* begin GIVEN RECORDS *

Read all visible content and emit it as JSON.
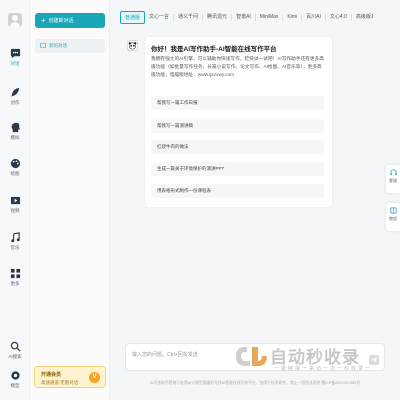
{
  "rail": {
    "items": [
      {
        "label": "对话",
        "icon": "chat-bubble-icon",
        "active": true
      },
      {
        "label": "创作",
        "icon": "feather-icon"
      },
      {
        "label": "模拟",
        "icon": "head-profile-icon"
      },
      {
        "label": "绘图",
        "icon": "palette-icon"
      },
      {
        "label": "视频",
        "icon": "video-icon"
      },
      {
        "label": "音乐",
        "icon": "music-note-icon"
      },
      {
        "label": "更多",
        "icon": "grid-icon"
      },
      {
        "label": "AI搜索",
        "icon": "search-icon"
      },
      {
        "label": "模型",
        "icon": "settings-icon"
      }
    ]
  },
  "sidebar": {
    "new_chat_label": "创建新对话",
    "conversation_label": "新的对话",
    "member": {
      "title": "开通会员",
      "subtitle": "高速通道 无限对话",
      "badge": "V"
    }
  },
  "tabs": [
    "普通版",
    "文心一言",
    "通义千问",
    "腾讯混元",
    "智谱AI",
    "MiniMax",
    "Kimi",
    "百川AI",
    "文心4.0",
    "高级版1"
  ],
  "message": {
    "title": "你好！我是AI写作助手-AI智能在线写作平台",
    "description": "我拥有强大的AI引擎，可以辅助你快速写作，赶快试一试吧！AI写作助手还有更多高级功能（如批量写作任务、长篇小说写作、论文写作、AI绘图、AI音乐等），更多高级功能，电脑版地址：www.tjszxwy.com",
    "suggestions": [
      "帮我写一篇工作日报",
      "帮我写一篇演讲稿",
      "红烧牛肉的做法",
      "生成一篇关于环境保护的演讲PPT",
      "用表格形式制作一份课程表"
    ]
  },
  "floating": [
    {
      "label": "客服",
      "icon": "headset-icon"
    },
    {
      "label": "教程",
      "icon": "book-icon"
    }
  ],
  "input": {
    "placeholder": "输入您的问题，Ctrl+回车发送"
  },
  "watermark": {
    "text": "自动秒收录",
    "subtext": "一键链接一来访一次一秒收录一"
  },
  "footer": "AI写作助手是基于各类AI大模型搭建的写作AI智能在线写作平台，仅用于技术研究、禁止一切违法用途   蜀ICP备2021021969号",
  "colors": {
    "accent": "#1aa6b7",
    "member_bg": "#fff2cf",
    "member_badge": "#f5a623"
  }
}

* end GIVEN RECORDS *

**WHAT THE TASK ASKS**
Select every line in the material above where the string "icon" occurs, and copy it.

**RESULT FOR THIS EXERCISE**
        "icon": "chat-bubble-icon",
        "icon": "feather-icon"
        "icon": "head-profile-icon"
        "icon": "palette-icon"
        "icon": "video-icon"
        "icon": "music-note-icon"
        "icon": "grid-icon"
        "icon": "search-icon"
        "icon": "settings-icon"
      "icon": "headset-icon"
      "icon": "book-icon"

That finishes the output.